[GIVEN REQUEST]: From the listing below, pull out every line where the string "this" appears.

[DATASET RECORDS]:
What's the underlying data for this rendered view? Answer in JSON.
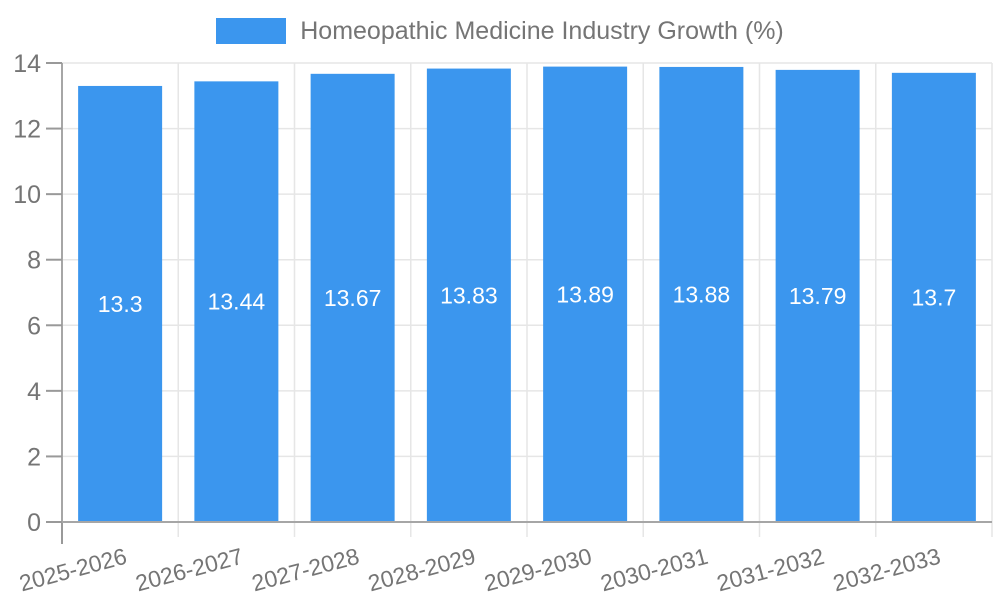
{
  "chart_data": {
    "type": "bar",
    "title": "Homeopathic Medicine Industry Growth (%)",
    "categories": [
      "2025-2026",
      "2026-2027",
      "2027-2028",
      "2028-2029",
      "2029-2030",
      "2030-2031",
      "2031-2032",
      "2032-2033"
    ],
    "values": [
      13.3,
      13.44,
      13.67,
      13.83,
      13.89,
      13.88,
      13.79,
      13.7
    ],
    "xlabel": "",
    "ylabel": "",
    "ylim": [
      0,
      14
    ],
    "ytick_step": 2,
    "yticks": [
      0,
      2,
      4,
      6,
      8,
      10,
      12,
      14
    ],
    "grid": true,
    "legend_position": "top-center",
    "value_labels_visible": true,
    "colors": {
      "bar": "#3B96EE",
      "grid": "#E6E6E6",
      "axis_line": "#A6A6A6",
      "tick": "#999999",
      "axis_text": "#757575",
      "legend_text": "#757575",
      "value_text": "#FFFFFF",
      "background": "#FFFFFF"
    }
  }
}
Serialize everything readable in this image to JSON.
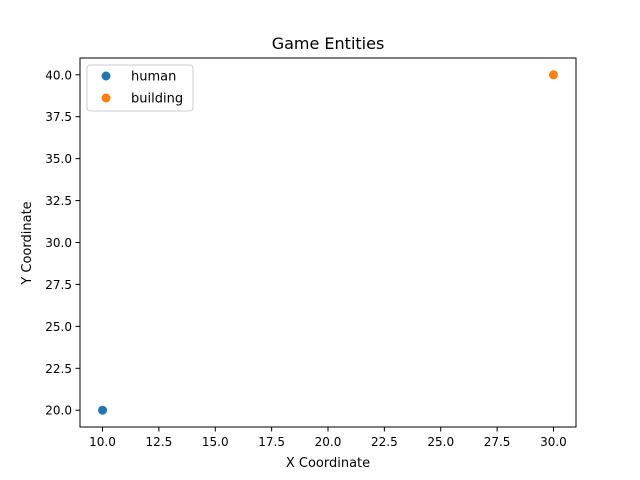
{
  "chart_data": {
    "type": "scatter",
    "title": "Game Entities",
    "xlabel": "X Coordinate",
    "ylabel": "Y Coordinate",
    "xlim": [
      9.0,
      31.0
    ],
    "ylim": [
      19.0,
      41.0
    ],
    "xticks": [
      10.0,
      12.5,
      15.0,
      17.5,
      20.0,
      22.5,
      25.0,
      27.5,
      30.0
    ],
    "yticks": [
      20.0,
      22.5,
      25.0,
      27.5,
      30.0,
      32.5,
      35.0,
      37.5,
      40.0
    ],
    "grid": false,
    "legend_position": "top-left",
    "series": [
      {
        "name": "human",
        "color": "#1f77b4",
        "points": [
          {
            "x": 10,
            "y": 20
          }
        ]
      },
      {
        "name": "building",
        "color": "#ff7f0e",
        "points": [
          {
            "x": 30,
            "y": 40
          }
        ]
      }
    ]
  }
}
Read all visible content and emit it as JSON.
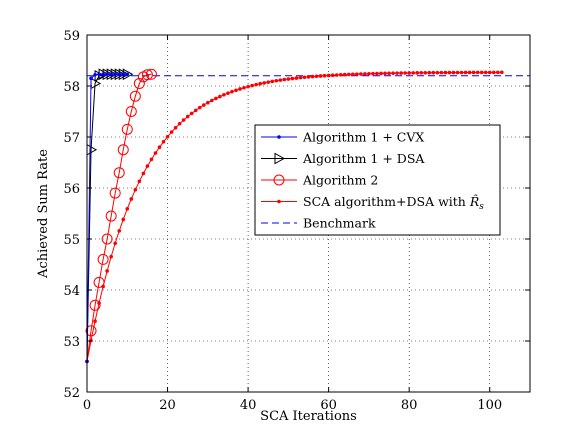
{
  "chart_data": {
    "type": "line",
    "xlabel": "SCA Iterations",
    "ylabel": "Achieved Sum Rate",
    "xlim": [
      0,
      110
    ],
    "ylim": [
      52,
      59
    ],
    "xticks": [
      0,
      20,
      40,
      60,
      80,
      100
    ],
    "yticks": [
      52,
      53,
      54,
      55,
      56,
      57,
      58,
      59
    ],
    "grid": true,
    "legend_position": "center-right",
    "series": [
      {
        "name": "Algorithm 1 + CVX",
        "color": "#0000ff",
        "marker": "dot",
        "x": [
          0,
          1,
          2,
          3,
          4,
          5,
          6,
          7,
          8,
          9,
          10
        ],
        "y": [
          52.6,
          58.15,
          58.22,
          58.23,
          58.23,
          58.23,
          58.23,
          58.23,
          58.23,
          58.23,
          58.23
        ]
      },
      {
        "name": "Algorithm 1 + DSA",
        "color": "#000000",
        "marker": "triangle-right",
        "x": [
          0,
          1,
          2,
          3,
          4,
          5,
          6,
          7,
          8,
          9,
          10
        ],
        "y": [
          52.6,
          56.75,
          58.05,
          58.2,
          58.23,
          58.23,
          58.23,
          58.23,
          58.23,
          58.23,
          58.23
        ]
      },
      {
        "name": "Algorithm 2",
        "color": "#ff0000",
        "marker": "circle",
        "x": [
          0,
          1,
          2,
          3,
          4,
          5,
          6,
          7,
          8,
          9,
          10,
          11,
          12,
          13,
          14,
          15,
          16
        ],
        "y": [
          52.6,
          53.2,
          53.7,
          54.15,
          54.6,
          55.0,
          55.45,
          55.9,
          56.3,
          56.75,
          57.15,
          57.5,
          57.8,
          58.05,
          58.18,
          58.22,
          58.23
        ]
      },
      {
        "name": "SCA algorithm+DSA with ",
        "name_math": "R̂",
        "name_sub": "s",
        "color": "#ff0000",
        "marker": "dot",
        "x_start": 0,
        "x_end": 103,
        "model": "saturating",
        "y0": 52.6,
        "y_final": 58.27,
        "rate": 0.075,
        "note_curve": "y = y_final - (y_final - y0) * exp(-rate * x)"
      },
      {
        "name": "Benchmark",
        "color": "#0000ff",
        "style": "dashed",
        "x": [
          0,
          110
        ],
        "y": [
          58.2,
          58.2
        ]
      }
    ]
  }
}
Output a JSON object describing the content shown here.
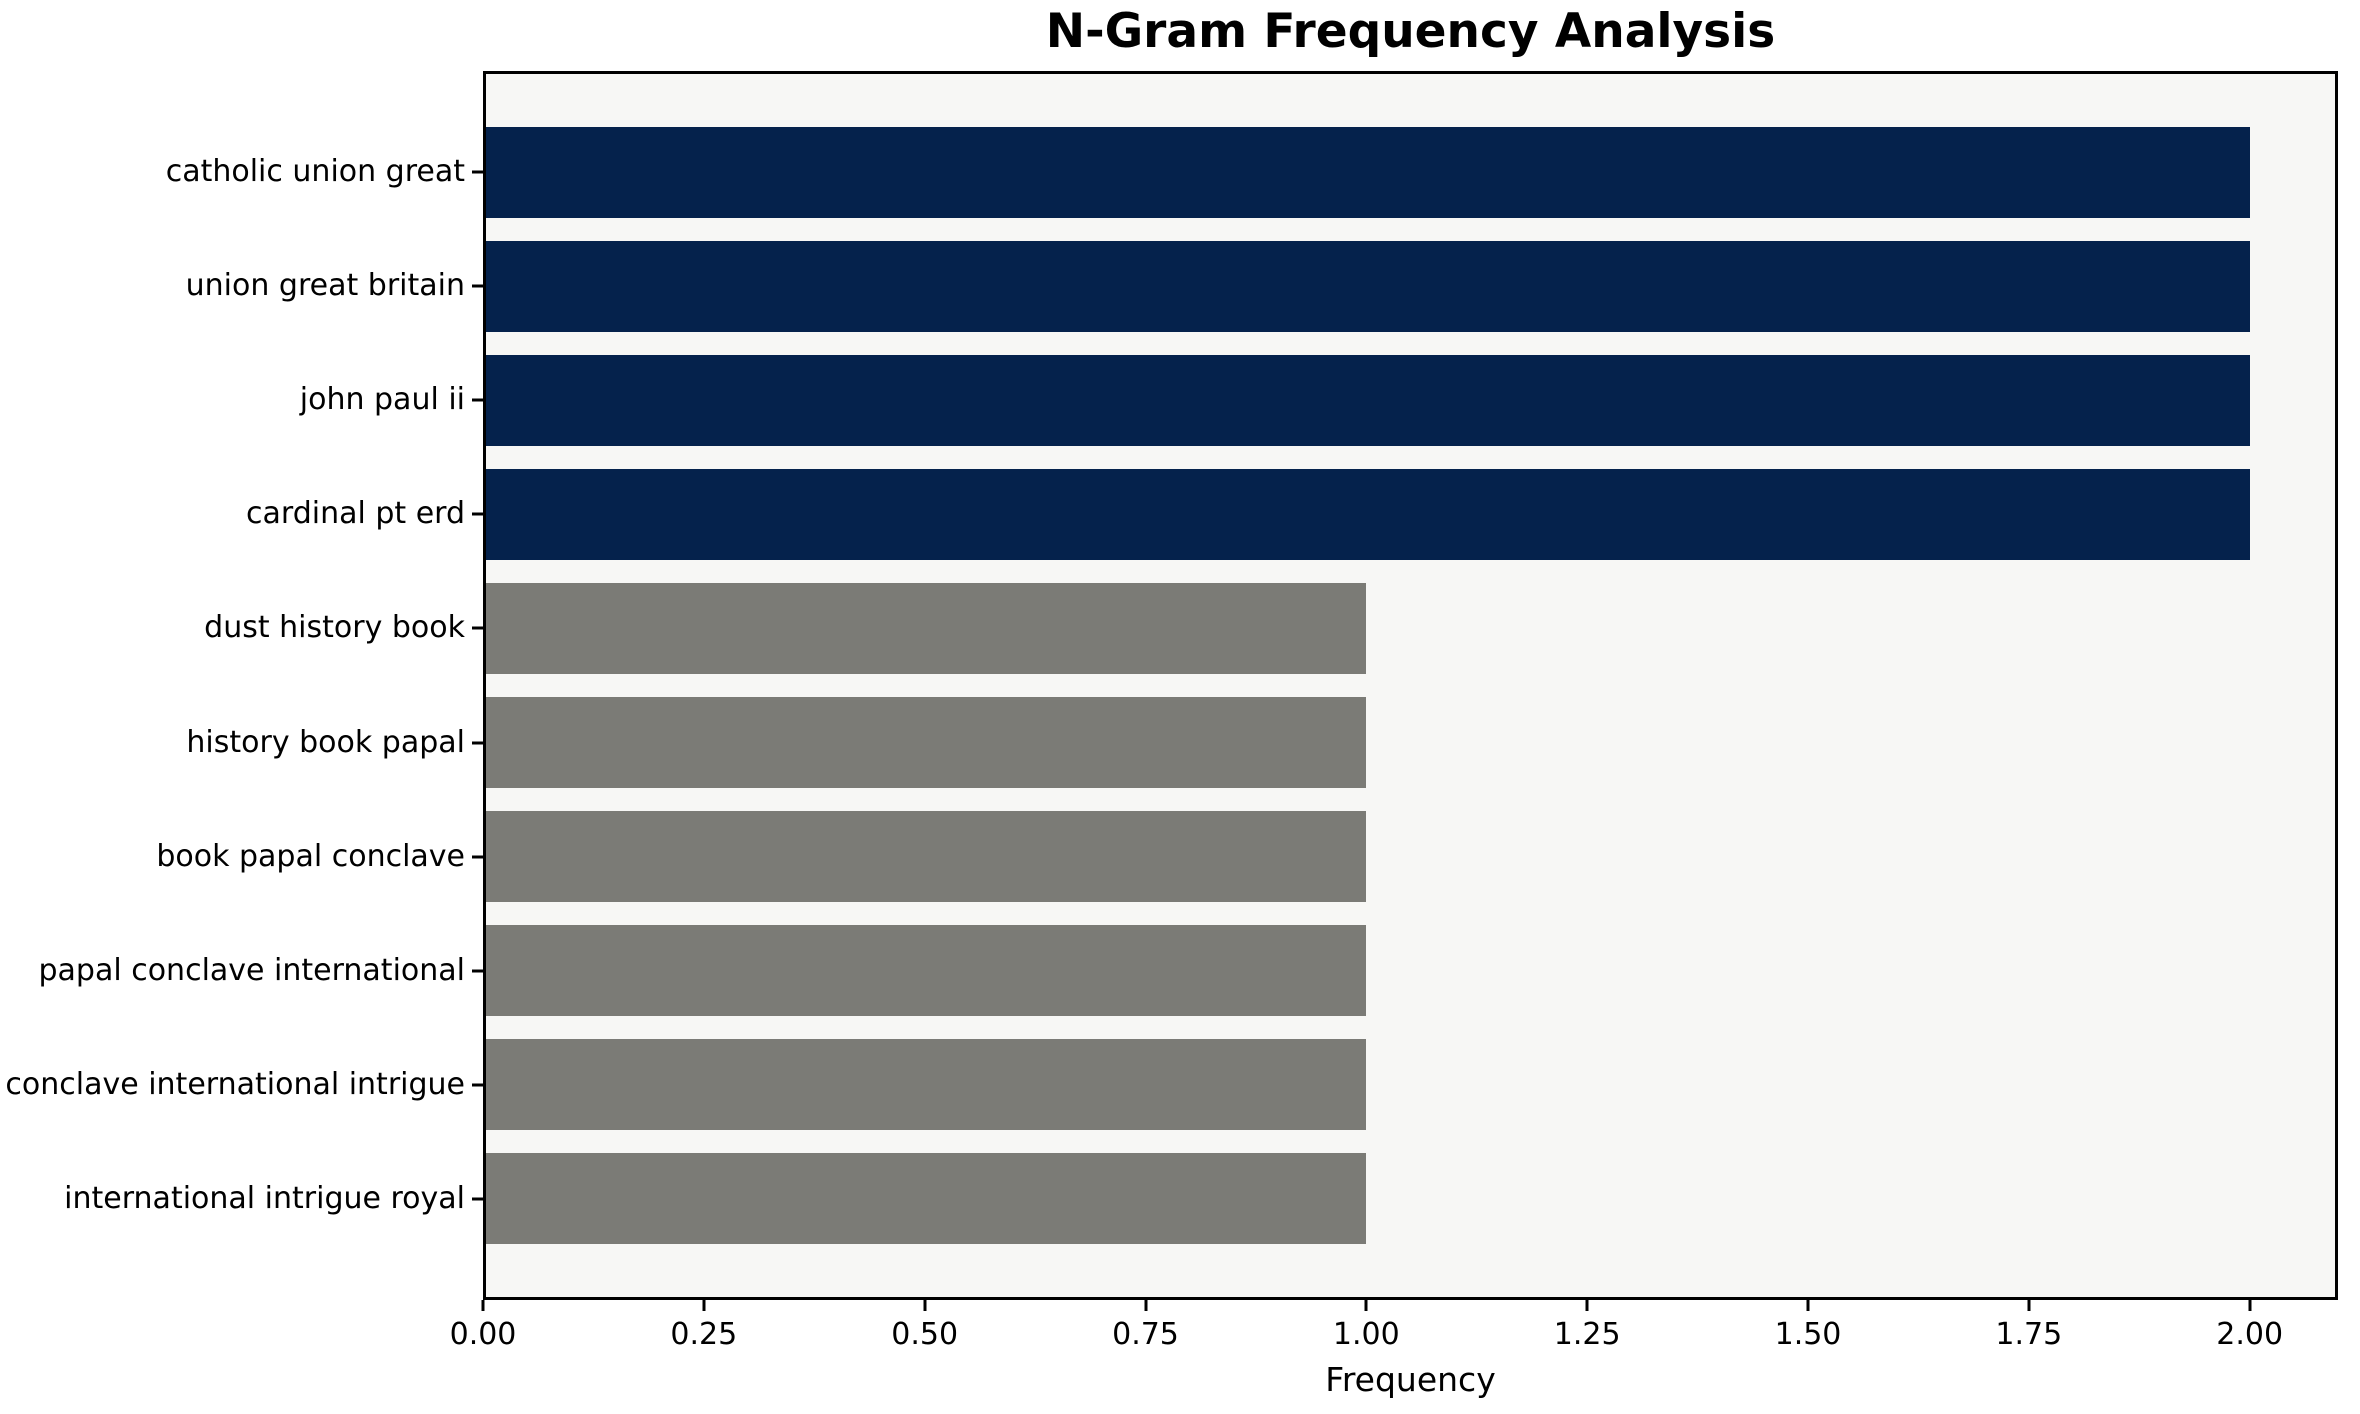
{
  "chart_data": {
    "type": "bar",
    "orientation": "horizontal",
    "title": "N-Gram Frequency Analysis",
    "xlabel": "Frequency",
    "ylabel": "",
    "categories": [
      "catholic union great",
      "union great britain",
      "john paul ii",
      "cardinal pt erd",
      "dust history book",
      "history book papal",
      "book papal conclave",
      "papal conclave international",
      "conclave international intrigue",
      "international intrigue royal"
    ],
    "values": [
      2,
      2,
      2,
      2,
      1,
      1,
      1,
      1,
      1,
      1
    ],
    "bar_colors": [
      "#05224c",
      "#05224c",
      "#05224c",
      "#05224c",
      "#7b7b76",
      "#7b7b76",
      "#7b7b76",
      "#7b7b76",
      "#7b7b76",
      "#7b7b76"
    ],
    "xlim": [
      0,
      2.1
    ],
    "x_tick_values": [
      0,
      0.25,
      0.5,
      0.75,
      1.0,
      1.25,
      1.5,
      1.75,
      2.0
    ],
    "x_tick_labels": [
      "0.00",
      "0.25",
      "0.50",
      "0.75",
      "1.00",
      "1.25",
      "1.50",
      "1.75",
      "2.00"
    ],
    "grid": false,
    "legend": "none",
    "colors": {
      "bar_high": "#05224c",
      "bar_low": "#7b7b76",
      "plot_background": "#f7f7f5",
      "figure_background": "#ffffff",
      "axis": "#000000"
    }
  }
}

[WORKED ANSWER]:
What's the underlying data for this rendered view? Answer in JSON.
Serialize everything readable in this image to JSON.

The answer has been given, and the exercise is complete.